* [Figure collection entries]:
----------------------------------------
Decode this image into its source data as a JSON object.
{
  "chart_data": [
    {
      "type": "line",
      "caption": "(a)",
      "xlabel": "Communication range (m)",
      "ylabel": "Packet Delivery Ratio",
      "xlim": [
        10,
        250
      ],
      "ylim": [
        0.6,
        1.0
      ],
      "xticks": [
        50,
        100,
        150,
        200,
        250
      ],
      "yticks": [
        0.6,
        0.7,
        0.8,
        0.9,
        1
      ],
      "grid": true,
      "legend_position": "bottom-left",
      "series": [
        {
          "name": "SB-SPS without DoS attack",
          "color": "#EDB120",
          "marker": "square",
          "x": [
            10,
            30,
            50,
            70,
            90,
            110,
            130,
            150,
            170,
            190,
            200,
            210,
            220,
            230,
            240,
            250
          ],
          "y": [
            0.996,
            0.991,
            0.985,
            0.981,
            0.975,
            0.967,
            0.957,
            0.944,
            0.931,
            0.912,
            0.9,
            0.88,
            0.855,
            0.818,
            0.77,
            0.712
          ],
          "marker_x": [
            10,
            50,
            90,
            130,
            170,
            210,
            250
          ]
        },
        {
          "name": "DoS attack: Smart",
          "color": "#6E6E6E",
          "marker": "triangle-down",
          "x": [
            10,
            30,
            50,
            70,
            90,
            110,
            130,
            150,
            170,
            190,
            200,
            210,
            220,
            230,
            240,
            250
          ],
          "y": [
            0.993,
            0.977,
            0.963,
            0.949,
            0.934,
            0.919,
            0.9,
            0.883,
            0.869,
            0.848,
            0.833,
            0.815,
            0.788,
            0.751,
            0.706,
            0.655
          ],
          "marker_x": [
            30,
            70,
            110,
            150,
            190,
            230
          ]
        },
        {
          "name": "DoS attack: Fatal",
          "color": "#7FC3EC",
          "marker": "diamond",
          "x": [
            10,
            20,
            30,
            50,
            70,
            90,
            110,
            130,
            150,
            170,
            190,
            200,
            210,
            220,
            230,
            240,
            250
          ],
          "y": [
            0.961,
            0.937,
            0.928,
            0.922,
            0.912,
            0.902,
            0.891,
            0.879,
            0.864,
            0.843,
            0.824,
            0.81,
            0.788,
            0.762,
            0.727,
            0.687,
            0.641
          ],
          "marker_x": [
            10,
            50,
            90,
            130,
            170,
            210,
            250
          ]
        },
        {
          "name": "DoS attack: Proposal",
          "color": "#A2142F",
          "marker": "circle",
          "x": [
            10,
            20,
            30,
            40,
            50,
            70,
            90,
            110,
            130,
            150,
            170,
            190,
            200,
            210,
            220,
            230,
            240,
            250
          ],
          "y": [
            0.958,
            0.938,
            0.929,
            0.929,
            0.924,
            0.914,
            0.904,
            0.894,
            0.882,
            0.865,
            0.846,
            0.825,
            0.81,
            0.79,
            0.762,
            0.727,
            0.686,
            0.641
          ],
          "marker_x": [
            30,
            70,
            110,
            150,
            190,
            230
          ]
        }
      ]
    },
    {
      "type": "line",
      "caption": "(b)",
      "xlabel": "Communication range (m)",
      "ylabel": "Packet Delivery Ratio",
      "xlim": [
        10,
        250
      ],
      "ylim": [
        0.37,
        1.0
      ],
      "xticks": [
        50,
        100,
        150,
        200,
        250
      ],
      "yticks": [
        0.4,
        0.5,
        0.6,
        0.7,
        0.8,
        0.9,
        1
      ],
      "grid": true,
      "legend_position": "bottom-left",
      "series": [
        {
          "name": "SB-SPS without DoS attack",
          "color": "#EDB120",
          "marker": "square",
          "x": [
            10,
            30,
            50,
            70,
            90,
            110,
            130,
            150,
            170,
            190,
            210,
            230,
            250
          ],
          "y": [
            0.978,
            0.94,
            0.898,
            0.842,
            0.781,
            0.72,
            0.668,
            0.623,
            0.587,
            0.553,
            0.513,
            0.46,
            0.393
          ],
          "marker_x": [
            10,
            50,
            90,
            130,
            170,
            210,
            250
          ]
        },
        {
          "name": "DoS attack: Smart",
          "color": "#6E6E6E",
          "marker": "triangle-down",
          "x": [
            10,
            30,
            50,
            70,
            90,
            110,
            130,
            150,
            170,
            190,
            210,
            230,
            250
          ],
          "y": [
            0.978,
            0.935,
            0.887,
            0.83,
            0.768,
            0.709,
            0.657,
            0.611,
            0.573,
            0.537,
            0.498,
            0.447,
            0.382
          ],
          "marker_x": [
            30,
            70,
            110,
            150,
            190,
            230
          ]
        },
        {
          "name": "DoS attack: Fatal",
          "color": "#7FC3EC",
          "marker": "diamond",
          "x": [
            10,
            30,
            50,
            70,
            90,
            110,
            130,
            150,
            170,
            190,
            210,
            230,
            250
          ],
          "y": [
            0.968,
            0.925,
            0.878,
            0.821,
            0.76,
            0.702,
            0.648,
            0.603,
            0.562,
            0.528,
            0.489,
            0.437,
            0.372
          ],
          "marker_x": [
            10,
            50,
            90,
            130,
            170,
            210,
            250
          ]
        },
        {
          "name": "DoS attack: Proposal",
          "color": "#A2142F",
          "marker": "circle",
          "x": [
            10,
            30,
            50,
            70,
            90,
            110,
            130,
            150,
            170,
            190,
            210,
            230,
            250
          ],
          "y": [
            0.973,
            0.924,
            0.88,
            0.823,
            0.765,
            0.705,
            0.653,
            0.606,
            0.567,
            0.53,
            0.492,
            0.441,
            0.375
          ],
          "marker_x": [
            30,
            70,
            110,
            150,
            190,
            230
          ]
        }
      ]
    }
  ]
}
----------------------------------------
Extract the data exactly as given.

* [Correct output]:
Decode this image into its source data as a JSON object.
{
  "chart_data": [
    {
      "type": "line",
      "caption": "(a)",
      "xlabel": "Communication range (m)",
      "ylabel": "Packet Delivery Ratio",
      "xlim": [
        10,
        250
      ],
      "ylim": [
        0.6,
        1.0
      ],
      "xticks": [
        50,
        100,
        150,
        200,
        250
      ],
      "yticks": [
        0.6,
        0.7,
        0.8,
        0.9,
        1
      ],
      "grid": true,
      "legend_position": "bottom-left",
      "series": [
        {
          "name": "SB-SPS without DoS attack",
          "color": "#EDB120",
          "marker": "square",
          "x": [
            10,
            30,
            50,
            70,
            90,
            110,
            130,
            150,
            170,
            190,
            200,
            210,
            220,
            230,
            240,
            250
          ],
          "y": [
            0.996,
            0.991,
            0.985,
            0.981,
            0.975,
            0.967,
            0.957,
            0.944,
            0.931,
            0.912,
            0.9,
            0.88,
            0.855,
            0.818,
            0.77,
            0.712
          ],
          "marker_x": [
            10,
            50,
            90,
            130,
            170,
            210,
            250
          ]
        },
        {
          "name": "DoS attack: Smart",
          "color": "#6E6E6E",
          "marker": "triangle-down",
          "x": [
            10,
            30,
            50,
            70,
            90,
            110,
            130,
            150,
            170,
            190,
            200,
            210,
            220,
            230,
            240,
            250
          ],
          "y": [
            0.993,
            0.977,
            0.963,
            0.949,
            0.934,
            0.919,
            0.9,
            0.883,
            0.869,
            0.848,
            0.833,
            0.815,
            0.788,
            0.751,
            0.706,
            0.655
          ],
          "marker_x": [
            30,
            70,
            110,
            150,
            190,
            230
          ]
        },
        {
          "name": "DoS attack: Fatal",
          "color": "#7FC3EC",
          "marker": "diamond",
          "x": [
            10,
            20,
            30,
            50,
            70,
            90,
            110,
            130,
            150,
            170,
            190,
            200,
            210,
            220,
            230,
            240,
            250
          ],
          "y": [
            0.961,
            0.937,
            0.928,
            0.922,
            0.912,
            0.902,
            0.891,
            0.879,
            0.864,
            0.843,
            0.824,
            0.81,
            0.788,
            0.762,
            0.727,
            0.687,
            0.641
          ],
          "marker_x": [
            10,
            50,
            90,
            130,
            170,
            210,
            250
          ]
        },
        {
          "name": "DoS attack: Proposal",
          "color": "#A2142F",
          "marker": "circle",
          "x": [
            10,
            20,
            30,
            40,
            50,
            70,
            90,
            110,
            130,
            150,
            170,
            190,
            200,
            210,
            220,
            230,
            240,
            250
          ],
          "y": [
            0.958,
            0.938,
            0.929,
            0.929,
            0.924,
            0.914,
            0.904,
            0.894,
            0.882,
            0.865,
            0.846,
            0.825,
            0.81,
            0.79,
            0.762,
            0.727,
            0.686,
            0.641
          ],
          "marker_x": [
            30,
            70,
            110,
            150,
            190,
            230
          ]
        }
      ]
    },
    {
      "type": "line",
      "caption": "(b)",
      "xlabel": "Communication range (m)",
      "ylabel": "Packet Delivery Ratio",
      "xlim": [
        10,
        250
      ],
      "ylim": [
        0.37,
        1.0
      ],
      "xticks": [
        50,
        100,
        150,
        200,
        250
      ],
      "yticks": [
        0.4,
        0.5,
        0.6,
        0.7,
        0.8,
        0.9,
        1
      ],
      "grid": true,
      "legend_position": "bottom-left",
      "series": [
        {
          "name": "SB-SPS without DoS attack",
          "color": "#EDB120",
          "marker": "square",
          "x": [
            10,
            30,
            50,
            70,
            90,
            110,
            130,
            150,
            170,
            190,
            210,
            230,
            250
          ],
          "y": [
            0.978,
            0.94,
            0.898,
            0.842,
            0.781,
            0.72,
            0.668,
            0.623,
            0.587,
            0.553,
            0.513,
            0.46,
            0.393
          ],
          "marker_x": [
            10,
            50,
            90,
            130,
            170,
            210,
            250
          ]
        },
        {
          "name": "DoS attack: Smart",
          "color": "#6E6E6E",
          "marker": "triangle-down",
          "x": [
            10,
            30,
            50,
            70,
            90,
            110,
            130,
            150,
            170,
            190,
            210,
            230,
            250
          ],
          "y": [
            0.978,
            0.935,
            0.887,
            0.83,
            0.768,
            0.709,
            0.657,
            0.611,
            0.573,
            0.537,
            0.498,
            0.447,
            0.382
          ],
          "marker_x": [
            30,
            70,
            110,
            150,
            190,
            230
          ]
        },
        {
          "name": "DoS attack: Fatal",
          "color": "#7FC3EC",
          "marker": "diamond",
          "x": [
            10,
            30,
            50,
            70,
            90,
            110,
            130,
            150,
            170,
            190,
            210,
            230,
            250
          ],
          "y": [
            0.968,
            0.925,
            0.878,
            0.821,
            0.76,
            0.702,
            0.648,
            0.603,
            0.562,
            0.528,
            0.489,
            0.437,
            0.372
          ],
          "marker_x": [
            10,
            50,
            90,
            130,
            170,
            210,
            250
          ]
        },
        {
          "name": "DoS attack: Proposal",
          "color": "#A2142F",
          "marker": "circle",
          "x": [
            10,
            30,
            50,
            70,
            90,
            110,
            130,
            150,
            170,
            190,
            210,
            230,
            250
          ],
          "y": [
            0.973,
            0.924,
            0.88,
            0.823,
            0.765,
            0.705,
            0.653,
            0.606,
            0.567,
            0.53,
            0.492,
            0.441,
            0.375
          ],
          "marker_x": [
            30,
            70,
            110,
            150,
            190,
            230
          ]
        }
      ]
    }
  ]
}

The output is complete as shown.